[Data extracted from a collection]

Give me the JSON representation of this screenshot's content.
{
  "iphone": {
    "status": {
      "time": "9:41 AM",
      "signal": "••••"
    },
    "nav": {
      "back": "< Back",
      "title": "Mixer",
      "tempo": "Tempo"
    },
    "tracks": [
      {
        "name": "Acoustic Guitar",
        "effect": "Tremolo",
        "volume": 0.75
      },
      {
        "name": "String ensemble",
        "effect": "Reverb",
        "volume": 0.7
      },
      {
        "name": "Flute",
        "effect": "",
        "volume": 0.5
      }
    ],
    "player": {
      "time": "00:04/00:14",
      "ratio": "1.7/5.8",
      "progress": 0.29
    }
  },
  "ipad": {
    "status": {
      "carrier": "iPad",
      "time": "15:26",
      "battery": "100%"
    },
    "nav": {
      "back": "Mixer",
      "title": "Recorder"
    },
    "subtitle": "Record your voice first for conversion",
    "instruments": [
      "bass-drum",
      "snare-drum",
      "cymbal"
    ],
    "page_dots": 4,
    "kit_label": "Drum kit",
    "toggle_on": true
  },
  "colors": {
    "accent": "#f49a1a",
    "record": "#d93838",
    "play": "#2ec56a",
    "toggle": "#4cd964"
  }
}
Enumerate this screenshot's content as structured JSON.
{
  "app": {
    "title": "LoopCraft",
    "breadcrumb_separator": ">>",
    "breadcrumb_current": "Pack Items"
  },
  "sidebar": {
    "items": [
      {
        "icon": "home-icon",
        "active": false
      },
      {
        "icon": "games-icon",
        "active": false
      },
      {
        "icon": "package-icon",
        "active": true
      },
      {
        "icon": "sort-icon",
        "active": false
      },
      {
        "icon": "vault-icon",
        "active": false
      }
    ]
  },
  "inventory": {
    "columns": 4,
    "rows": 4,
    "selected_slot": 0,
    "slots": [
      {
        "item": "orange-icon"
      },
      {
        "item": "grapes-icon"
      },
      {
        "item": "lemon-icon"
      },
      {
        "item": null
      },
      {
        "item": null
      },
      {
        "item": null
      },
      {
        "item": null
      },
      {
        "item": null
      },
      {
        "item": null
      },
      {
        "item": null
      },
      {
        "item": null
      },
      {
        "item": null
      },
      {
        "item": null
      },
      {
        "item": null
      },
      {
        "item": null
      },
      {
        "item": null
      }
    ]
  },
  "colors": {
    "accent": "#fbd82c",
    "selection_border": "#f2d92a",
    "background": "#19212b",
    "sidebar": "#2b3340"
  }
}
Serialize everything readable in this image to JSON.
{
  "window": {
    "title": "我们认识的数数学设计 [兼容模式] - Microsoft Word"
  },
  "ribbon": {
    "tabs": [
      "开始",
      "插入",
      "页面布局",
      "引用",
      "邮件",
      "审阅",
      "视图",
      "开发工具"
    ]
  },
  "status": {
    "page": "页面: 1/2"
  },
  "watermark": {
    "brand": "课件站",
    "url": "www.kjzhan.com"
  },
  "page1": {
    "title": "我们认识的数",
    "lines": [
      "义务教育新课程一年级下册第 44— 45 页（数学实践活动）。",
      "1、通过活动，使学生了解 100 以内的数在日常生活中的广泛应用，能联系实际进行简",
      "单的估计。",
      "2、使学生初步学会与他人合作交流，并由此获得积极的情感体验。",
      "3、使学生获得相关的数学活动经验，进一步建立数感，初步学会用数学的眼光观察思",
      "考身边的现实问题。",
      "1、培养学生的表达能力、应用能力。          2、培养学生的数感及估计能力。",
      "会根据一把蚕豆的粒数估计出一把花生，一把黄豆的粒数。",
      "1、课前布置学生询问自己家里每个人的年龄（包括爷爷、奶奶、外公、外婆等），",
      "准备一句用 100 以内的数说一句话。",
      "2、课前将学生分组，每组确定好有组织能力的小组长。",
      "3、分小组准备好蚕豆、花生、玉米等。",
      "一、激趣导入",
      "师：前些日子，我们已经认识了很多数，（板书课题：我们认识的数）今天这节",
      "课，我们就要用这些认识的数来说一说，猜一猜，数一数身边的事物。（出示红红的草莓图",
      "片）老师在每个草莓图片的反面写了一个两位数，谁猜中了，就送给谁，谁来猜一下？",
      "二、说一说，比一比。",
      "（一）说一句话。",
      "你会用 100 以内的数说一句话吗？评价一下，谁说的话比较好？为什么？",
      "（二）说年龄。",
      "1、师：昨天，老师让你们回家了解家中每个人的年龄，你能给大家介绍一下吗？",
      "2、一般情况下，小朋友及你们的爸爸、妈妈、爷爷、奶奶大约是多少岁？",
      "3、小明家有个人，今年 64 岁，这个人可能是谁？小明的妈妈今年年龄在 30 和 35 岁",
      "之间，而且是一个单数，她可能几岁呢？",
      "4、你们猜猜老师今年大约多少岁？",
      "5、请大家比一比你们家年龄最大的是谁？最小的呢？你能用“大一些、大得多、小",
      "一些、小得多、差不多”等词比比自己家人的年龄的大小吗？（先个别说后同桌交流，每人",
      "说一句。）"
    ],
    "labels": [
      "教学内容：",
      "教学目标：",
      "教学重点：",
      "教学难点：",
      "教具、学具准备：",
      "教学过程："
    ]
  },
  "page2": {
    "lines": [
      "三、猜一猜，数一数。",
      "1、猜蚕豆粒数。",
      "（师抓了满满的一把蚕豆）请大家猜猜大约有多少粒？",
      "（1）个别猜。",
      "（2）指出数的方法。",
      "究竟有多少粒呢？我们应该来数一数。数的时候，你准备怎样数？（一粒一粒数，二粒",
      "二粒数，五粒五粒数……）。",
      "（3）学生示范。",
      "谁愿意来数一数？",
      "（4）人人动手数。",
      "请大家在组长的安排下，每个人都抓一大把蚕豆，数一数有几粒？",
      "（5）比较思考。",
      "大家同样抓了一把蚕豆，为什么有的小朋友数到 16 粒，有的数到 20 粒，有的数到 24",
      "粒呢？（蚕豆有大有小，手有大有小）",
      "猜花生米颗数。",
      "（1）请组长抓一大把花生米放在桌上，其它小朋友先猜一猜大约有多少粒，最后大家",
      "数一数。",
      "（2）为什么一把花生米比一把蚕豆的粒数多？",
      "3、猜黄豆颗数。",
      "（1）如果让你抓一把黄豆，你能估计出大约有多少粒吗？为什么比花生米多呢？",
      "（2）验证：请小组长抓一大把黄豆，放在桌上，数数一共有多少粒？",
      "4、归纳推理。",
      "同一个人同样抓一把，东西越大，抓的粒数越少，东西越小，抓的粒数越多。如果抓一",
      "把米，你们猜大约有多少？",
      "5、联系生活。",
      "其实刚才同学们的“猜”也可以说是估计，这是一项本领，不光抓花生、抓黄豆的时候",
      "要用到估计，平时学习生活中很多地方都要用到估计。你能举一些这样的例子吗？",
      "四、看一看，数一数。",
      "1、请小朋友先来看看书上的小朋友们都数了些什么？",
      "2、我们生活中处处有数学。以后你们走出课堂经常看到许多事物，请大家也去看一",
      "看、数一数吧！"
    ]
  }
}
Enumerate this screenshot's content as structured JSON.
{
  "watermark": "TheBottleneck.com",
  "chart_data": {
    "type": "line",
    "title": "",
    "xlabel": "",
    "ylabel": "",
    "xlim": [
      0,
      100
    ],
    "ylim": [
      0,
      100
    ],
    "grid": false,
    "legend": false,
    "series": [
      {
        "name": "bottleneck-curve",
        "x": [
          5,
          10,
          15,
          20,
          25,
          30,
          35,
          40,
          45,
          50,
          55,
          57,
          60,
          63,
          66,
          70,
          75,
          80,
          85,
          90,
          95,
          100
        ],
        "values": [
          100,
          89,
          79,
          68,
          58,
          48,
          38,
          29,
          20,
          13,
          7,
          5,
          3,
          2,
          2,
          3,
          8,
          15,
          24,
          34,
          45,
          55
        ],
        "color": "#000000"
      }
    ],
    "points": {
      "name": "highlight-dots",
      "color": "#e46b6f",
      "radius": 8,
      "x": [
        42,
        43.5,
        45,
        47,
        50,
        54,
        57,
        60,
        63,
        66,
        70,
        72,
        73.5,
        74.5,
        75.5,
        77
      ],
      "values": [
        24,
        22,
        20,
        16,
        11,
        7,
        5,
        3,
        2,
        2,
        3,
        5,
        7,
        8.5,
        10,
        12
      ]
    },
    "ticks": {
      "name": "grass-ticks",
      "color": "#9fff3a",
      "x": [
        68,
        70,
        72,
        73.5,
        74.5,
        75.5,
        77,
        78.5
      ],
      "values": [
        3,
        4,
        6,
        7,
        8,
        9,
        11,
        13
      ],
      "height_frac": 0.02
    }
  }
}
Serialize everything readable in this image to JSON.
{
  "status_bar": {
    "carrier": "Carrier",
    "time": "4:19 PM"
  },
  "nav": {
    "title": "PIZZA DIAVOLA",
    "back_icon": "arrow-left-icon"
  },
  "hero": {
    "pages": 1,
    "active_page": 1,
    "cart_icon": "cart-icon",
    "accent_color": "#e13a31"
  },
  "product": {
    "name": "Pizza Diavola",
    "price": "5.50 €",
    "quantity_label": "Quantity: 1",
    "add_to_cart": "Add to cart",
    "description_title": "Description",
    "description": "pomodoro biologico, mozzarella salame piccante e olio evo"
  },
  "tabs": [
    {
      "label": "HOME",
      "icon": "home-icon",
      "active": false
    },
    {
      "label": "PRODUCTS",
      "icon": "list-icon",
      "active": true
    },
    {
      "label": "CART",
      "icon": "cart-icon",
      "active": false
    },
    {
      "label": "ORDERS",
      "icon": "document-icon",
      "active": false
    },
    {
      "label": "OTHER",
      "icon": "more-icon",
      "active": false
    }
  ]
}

Requirements: Using the entries above, return each line in which the word "true" occurs.

Response to this exercise:
    "toggle_on": true
        "active": true
      "active": true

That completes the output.